» **THE PROBLEM**
Reproduce only the data starting at the line that contains "digital-temperature-setup-card: Digital Temperature" and ending at the line that contains "intercept-input[interactable]: 0.00000 [563, 229, 677, 241]", changing "status-chip" to "status-badge" everywhere in those lines and leaving everything else unchanged.

» **GIVEN DATA**
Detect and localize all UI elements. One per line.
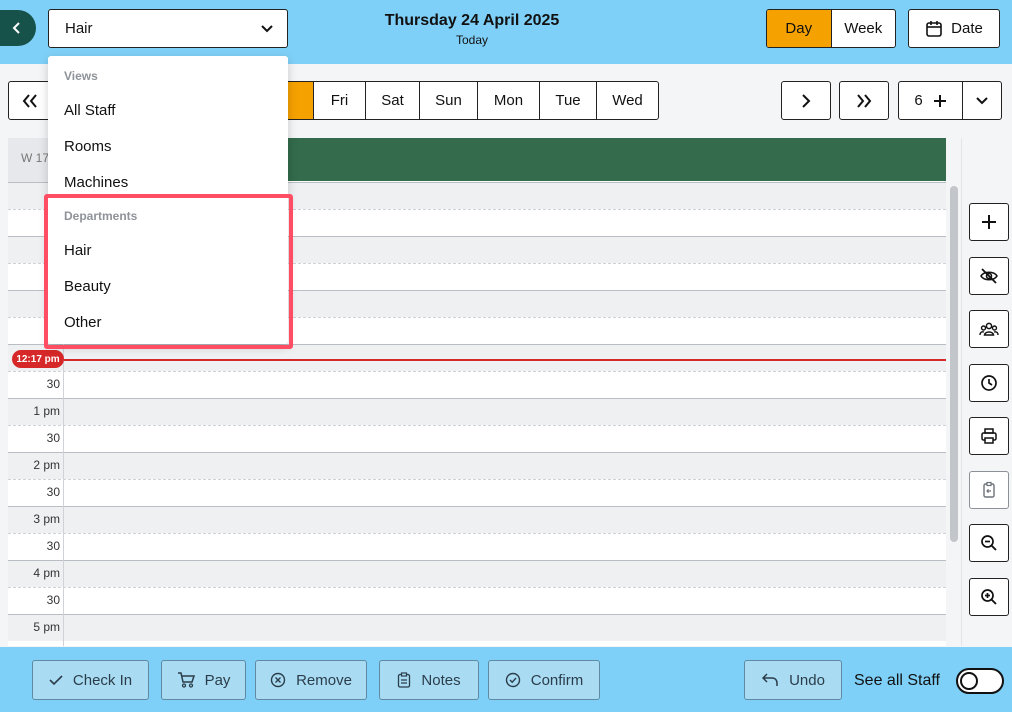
- time-row[interactable]: 30: [8, 371, 946, 398]
- menu-item-machines[interactable]: Machines: [64, 174, 128, 191]
- clock-button[interactable]: [969, 364, 1009, 402]
- time-row[interactable]: 2 pm: [8, 452, 946, 479]
- day-tab-tue[interactable]: Tue: [539, 82, 596, 119]
- next-week-button[interactable]: [839, 81, 889, 120]
- calendar-icon: [926, 20, 942, 37]
- day-tab-fri[interactable]: Fri: [313, 82, 365, 119]
- clock-icon: [981, 375, 997, 391]
- chevron-down-icon: [976, 96, 988, 104]
- time-row[interactable]: 30: [8, 533, 946, 560]
- zoom-out-button[interactable]: [969, 524, 1009, 562]
- notes-label: Notes: [421, 671, 461, 689]
- time-row[interactable]: 30: [8, 425, 946, 452]
- toggle-knob: [960, 672, 978, 690]
- date-picker-button[interactable]: Date: [908, 9, 1000, 48]
- plus-icon: [982, 215, 996, 229]
- staff-groups-button[interactable]: [969, 310, 1009, 348]
- time-row-divider: [8, 533, 946, 534]
- view-week-button[interactable]: Week: [832, 10, 896, 47]
- notes-button[interactable]: Notes: [379, 660, 479, 700]
- see-all-staff-toggle[interactable]: [956, 668, 1004, 694]
- plus-icon: [933, 94, 946, 107]
- chevron-right-icon: [802, 93, 811, 108]
- double-chevron-right-icon: [857, 93, 872, 108]
- current-time-line: [64, 359, 946, 361]
- date-title: Thursday 24 April 2025: [384, 12, 560, 29]
- time-row[interactable]: 5 pm: [8, 614, 946, 641]
- time-row-divider: [8, 506, 946, 507]
- chevron-left-icon: [12, 22, 20, 34]
- column-count-value: 6: [914, 92, 923, 109]
- check-in-label: Check In: [72, 671, 133, 689]
- day-tab-sun[interactable]: Sun: [419, 82, 477, 119]
- chevron-down-icon: [261, 24, 273, 32]
- zoom-out-icon: [981, 535, 997, 551]
- double-chevron-left-icon: [22, 93, 37, 108]
- time-row[interactable]: 30: [8, 479, 946, 506]
- views-heading: Views: [64, 69, 98, 83]
- confirm-label: Confirm: [530, 671, 584, 689]
- print-button[interactable]: [969, 417, 1009, 455]
- time-row[interactable]: 1 pm: [8, 398, 946, 425]
- menu-item-rooms[interactable]: Rooms: [64, 138, 112, 155]
- zoom-in-icon: [981, 589, 997, 605]
- view-toggle: Day Week: [766, 9, 896, 48]
- next-day-button[interactable]: [781, 81, 831, 120]
- time-row-divider: [8, 587, 946, 588]
- date-heading: Thursday 24 April 2025 Today: [340, 12, 604, 47]
- zoom-in-button[interactable]: [969, 578, 1009, 616]
- day-strip: y Fri Sat Sun Mon Tue Wed: [254, 81, 659, 120]
- date-subtitle: Today: [455, 33, 489, 47]
- paste-button[interactable]: [969, 471, 1009, 509]
- time-row-divider: [8, 614, 946, 615]
- calendar-scrollbar[interactable]: [950, 186, 958, 542]
- view-day-button[interactable]: Day: [767, 10, 832, 47]
- day-tab-mon[interactable]: Mon: [477, 82, 539, 119]
- column-count-increase[interactable]: 6: [899, 82, 963, 119]
- departments-highlight-box: [44, 194, 293, 349]
- date-picker-label: Date: [951, 20, 983, 37]
- time-row-divider: [8, 479, 946, 480]
- time-row-divider: [8, 398, 946, 399]
- remove-button[interactable]: Remove: [255, 660, 367, 700]
- cart-icon: [177, 672, 195, 688]
- check-in-button[interactable]: Check In: [32, 660, 149, 700]
- day-tab-wed[interactable]: Wed: [596, 82, 658, 119]
- previous-week-button[interactable]: [8, 81, 52, 120]
- printer-icon: [981, 428, 997, 444]
- time-row[interactable]: 3 pm: [8, 506, 946, 533]
- time-row-divider: [8, 560, 946, 561]
- time-row-divider: [8, 452, 946, 453]
- undo-button[interactable]: Undo: [744, 660, 842, 700]
- remove-label: Remove: [296, 671, 352, 689]
- confirm-button[interactable]: Confirm: [488, 660, 600, 700]
- time-row-divider: [8, 371, 946, 372]
- users-icon: [979, 322, 999, 336]
- undo-label: Undo: [789, 671, 825, 689]
- undo-icon: [762, 673, 778, 686]
- department-select-value: Hair: [65, 20, 93, 37]
- department-select[interactable]: Hair: [48, 9, 288, 48]
- clipboard-icon: [983, 481, 995, 498]
- toggle-visibility-button[interactable]: [969, 257, 1009, 295]
- time-row-divider: [8, 425, 946, 426]
- time-row[interactable]: 4 pm: [8, 560, 946, 587]
- time-row[interactable]: 30: [8, 587, 946, 614]
- current-time-badge: 12:17 pm: [12, 350, 64, 368]
- column-count-dropdown[interactable]: [963, 82, 1001, 119]
- see-all-staff-label: See all Staff: [854, 672, 940, 689]
- pay-button[interactable]: Pay: [161, 660, 246, 700]
- x-circle-icon: [270, 672, 286, 688]
- add-appointment-button[interactable]: [969, 203, 1009, 241]
- pay-label: Pay: [204, 671, 231, 689]
- menu-item-all-staff[interactable]: All Staff: [64, 102, 115, 119]
- clipboard-list-icon: [398, 672, 411, 688]
- check-circle-icon: [505, 672, 520, 688]
- day-tab-sat[interactable]: Sat: [365, 82, 419, 119]
- column-count-control: 6: [898, 81, 1002, 120]
- eye-off-icon: [980, 268, 998, 284]
- back-button[interactable]: [0, 10, 36, 46]
- check-icon: [49, 675, 63, 686]
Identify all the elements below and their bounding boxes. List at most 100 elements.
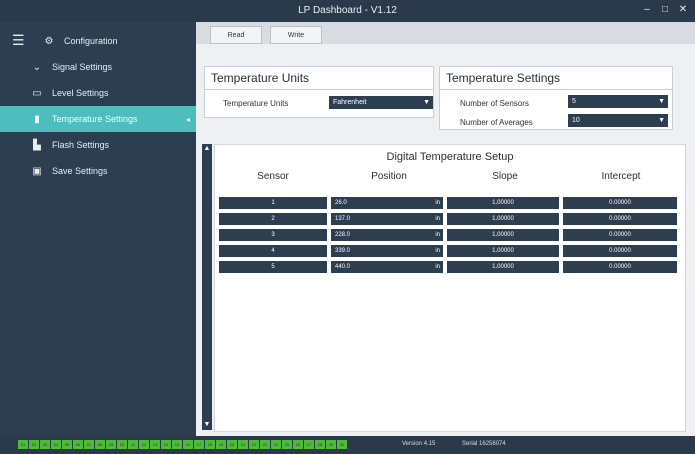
digital-temperature-setup-card: Digital Temperature Setup Sensor Positio… [214, 144, 686, 432]
sidebar-item-save-settings[interactable]: ▣ Save Settings [0, 158, 196, 184]
serial-label: Serial [462, 441, 478, 447]
save-icon: ▣ [32, 165, 42, 177]
chevron-down-icon: ▼ [658, 117, 665, 124]
number-of-averages-label: Number of Averages [460, 118, 533, 127]
read-button[interactable]: Read [210, 26, 262, 44]
main-content: Read Write Temperature Units Temperature… [196, 22, 695, 436]
status-chip: 27 [304, 440, 314, 449]
sidebar-item-signal-settings[interactable]: ⌄ Signal Settings [0, 54, 196, 80]
select-value: Fahrenheit [333, 99, 367, 106]
status-chip: 05 [62, 440, 72, 449]
toolbar: Read Write [196, 22, 695, 44]
status-chip: 21 [238, 440, 248, 449]
write-button[interactable]: Write [270, 26, 322, 44]
version-label: Version [402, 441, 423, 447]
scroll-down-icon[interactable]: ▼ [202, 420, 212, 430]
sidebar-item-temperature-settings[interactable]: ▮ Temperature Settings ◂ [0, 106, 196, 132]
position-input[interactable]: 440.0 in [331, 261, 443, 273]
temperature-units-label: Temperature Units [223, 99, 289, 108]
sidebar-item-label: Save Settings [52, 166, 108, 176]
column-header-slope: Slope [492, 171, 518, 182]
collapse-indicator-icon: ◂ [185, 114, 190, 124]
scroll-up-icon[interactable]: ▲ [202, 144, 212, 154]
position-value: 339.0 [335, 248, 351, 254]
sidebar-item-level-settings[interactable]: ▭ Level Settings [0, 80, 196, 106]
status-chip: 16 [183, 440, 193, 449]
status-chip: 24 [271, 440, 281, 449]
column-header-position: Position [371, 171, 407, 182]
flash-icon: ▙ [33, 139, 41, 151]
intercept-input[interactable]: 0.00000 [563, 229, 677, 241]
slope-input[interactable]: 1.00000 [447, 197, 559, 209]
group-divider [440, 89, 672, 90]
maximize-icon[interactable]: □ [659, 3, 671, 17]
group-title: Temperature Units [211, 71, 310, 85]
column-header-sensor: Sensor [257, 171, 289, 182]
sensor-cell: 5 [219, 261, 327, 273]
position-input[interactable]: 228.0 in [331, 229, 443, 241]
slope-input[interactable]: 1.00000 [447, 229, 559, 241]
status-chip: 02 [29, 440, 39, 449]
slope-input[interactable]: 1.00000 [447, 213, 559, 225]
vertical-scrollbar[interactable]: ▲ ▼ [202, 144, 212, 430]
status-chip: 19 [216, 440, 226, 449]
status-chip: 23 [260, 440, 270, 449]
gear-icon: ⚙ [44, 35, 54, 47]
status-chip: 01 [18, 440, 28, 449]
sidebar-item-label: Level Settings [52, 88, 109, 98]
intercept-input[interactable]: 0.00000 [563, 213, 677, 225]
number-of-sensors-select[interactable]: 5 ▼ [568, 95, 668, 108]
status-chip: 25 [282, 440, 292, 449]
temperature-units-select[interactable]: Fahrenheit ▼ [329, 96, 433, 109]
position-unit: in [435, 216, 440, 222]
status-chip: 14 [161, 440, 171, 449]
level-icon: ▭ [32, 87, 42, 99]
close-icon[interactable]: ✕ [677, 3, 689, 17]
sidebar-item-label: Configuration [64, 36, 118, 46]
intercept-input[interactable]: 0.00000 [563, 245, 677, 257]
select-value: 5 [572, 98, 576, 105]
version-value: 4.15 [423, 441, 436, 447]
sensor-status-chips: 01 02 03 04 05 06 07 08 09 10 11 12 13 1… [18, 440, 347, 449]
chevron-down-icon: ▼ [423, 99, 430, 106]
position-input[interactable]: 26.0 in [331, 197, 443, 209]
intercept-input[interactable]: 0.00000 [563, 197, 677, 209]
window-controls: – □ ✕ [641, 3, 689, 17]
temperature-units-group: Temperature Units Temperature Units Fahr… [204, 66, 434, 118]
position-input[interactable]: 137.0 in [331, 213, 443, 225]
status-chip: 29 [326, 440, 336, 449]
status-bar: 01 02 03 04 05 06 07 08 09 10 11 12 13 1… [0, 436, 695, 454]
number-of-averages-select[interactable]: 10 ▼ [568, 114, 668, 127]
window-title: LP Dashboard - V1.12 [298, 5, 397, 16]
status-chip: 03 [40, 440, 50, 449]
group-title: Temperature Settings [446, 71, 561, 85]
digital-temperature-setup-title: Digital Temperature Setup [386, 151, 514, 163]
status-chip: 12 [139, 440, 149, 449]
position-value: 440.0 [335, 264, 351, 270]
status-chip: 20 [227, 440, 237, 449]
serial-value: 16258074 [479, 441, 506, 447]
intercept-input[interactable]: 0.00000 [563, 261, 677, 273]
chevron-down-icon: ⌄ [32, 61, 42, 73]
slope-input[interactable]: 1.00000 [447, 261, 559, 273]
status-chip: 17 [194, 440, 204, 449]
status-chip: 13 [150, 440, 160, 449]
position-unit: in [435, 248, 440, 254]
status-chip: 11 [128, 440, 138, 449]
sensor-cell: 3 [219, 229, 327, 241]
position-unit: in [435, 232, 440, 238]
status-chip: 18 [205, 440, 215, 449]
sidebar-item-configuration[interactable]: ⚙ Configuration [0, 28, 196, 54]
sensor-cell: 1 [219, 197, 327, 209]
minimize-icon[interactable]: – [641, 3, 653, 17]
slope-input[interactable]: 1.00000 [447, 245, 559, 257]
sidebar-item-label: Temperature Settings [52, 114, 138, 124]
position-input[interactable]: 339.0 in [331, 245, 443, 257]
number-of-sensors-label: Number of Sensors [460, 99, 529, 108]
sidebar-item-flash-settings[interactable]: ▙ Flash Settings [0, 132, 196, 158]
status-chip: 30 [337, 440, 347, 449]
status-chip: 07 [84, 440, 94, 449]
sidebar-item-label: Signal Settings [52, 62, 113, 72]
position-unit: in [435, 200, 440, 206]
status-chip: 09 [106, 440, 116, 449]
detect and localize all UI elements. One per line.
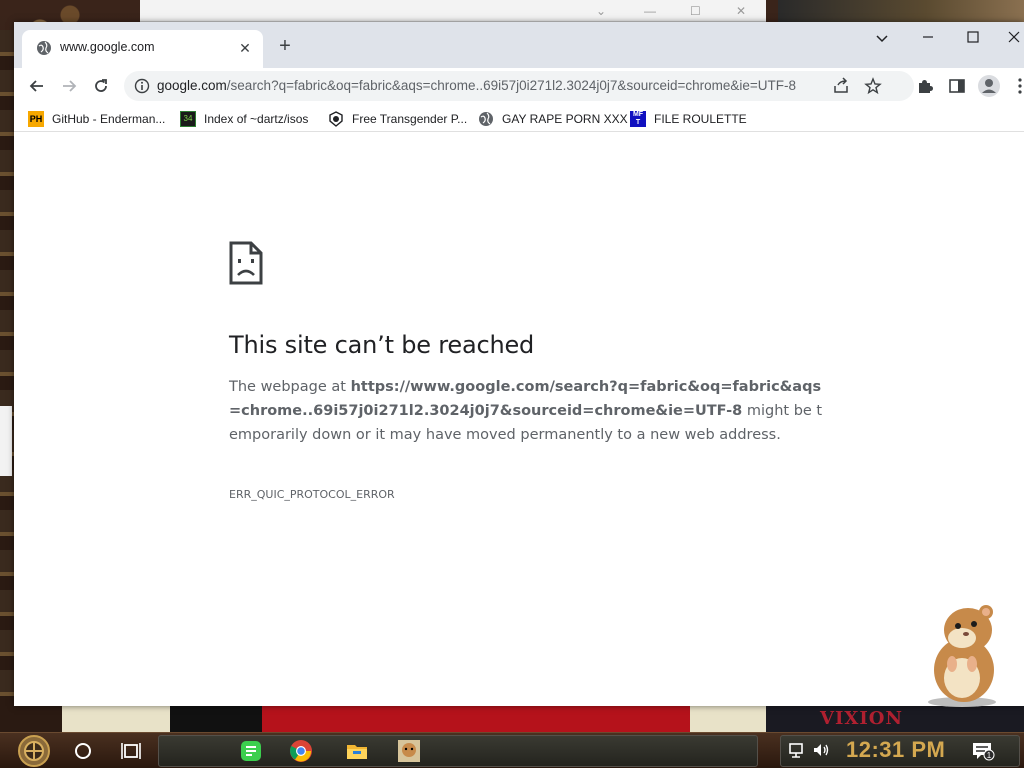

» **IN RESPONSE**
digital-temperature-setup-card: Digital Temperature Setup Sensor Positio… [214, 144, 686, 432]
sidebar-item-save-settings[interactable]: ▣ Save Settings [0, 158, 196, 184]
serial-label: Serial [462, 441, 478, 447]
save-icon: ▣ [32, 165, 42, 177]
chevron-down-icon: ▼ [658, 117, 665, 124]
number-of-averages-label: Number of Averages [460, 118, 533, 127]
read-button[interactable]: Read [210, 26, 262, 44]
main-content: Read Write Temperature Units Temperature… [196, 22, 695, 436]
status-badge: 27 [304, 440, 314, 449]
sidebar-item-signal-settings[interactable]: ⌄ Signal Settings [0, 54, 196, 80]
select-value: Fahrenheit [333, 99, 367, 106]
status-badge: 05 [62, 440, 72, 449]
toolbar: Read Write [196, 22, 695, 44]
status-badge: 21 [238, 440, 248, 449]
write-button[interactable]: Write [270, 26, 322, 44]
version-label: Version [402, 441, 423, 447]
scroll-down-icon[interactable]: ▼ [202, 420, 212, 430]
sidebar-item-temperature-settings[interactable]: ▮ Temperature Settings ◂ [0, 106, 196, 132]
position-input[interactable]: 440.0 in [331, 261, 443, 273]
temperature-units-label: Temperature Units [223, 99, 289, 108]
sidebar-item-label: Save Settings [52, 166, 108, 176]
column-header-slope: Slope [492, 171, 518, 182]
collapse-indicator-icon: ◂ [185, 114, 190, 124]
scroll-up-icon[interactable]: ▲ [202, 144, 212, 154]
position-value: 339.0 [335, 248, 351, 254]
sidebar-item-level-settings[interactable]: ▭ Level Settings [0, 80, 196, 106]
status-badge: 16 [183, 440, 193, 449]
status-badge: 24 [271, 440, 281, 449]
column-header-position: Position [371, 171, 407, 182]
flash-icon: ▙ [33, 139, 41, 151]
intercept-input[interactable]: 0.00000 [563, 229, 677, 241]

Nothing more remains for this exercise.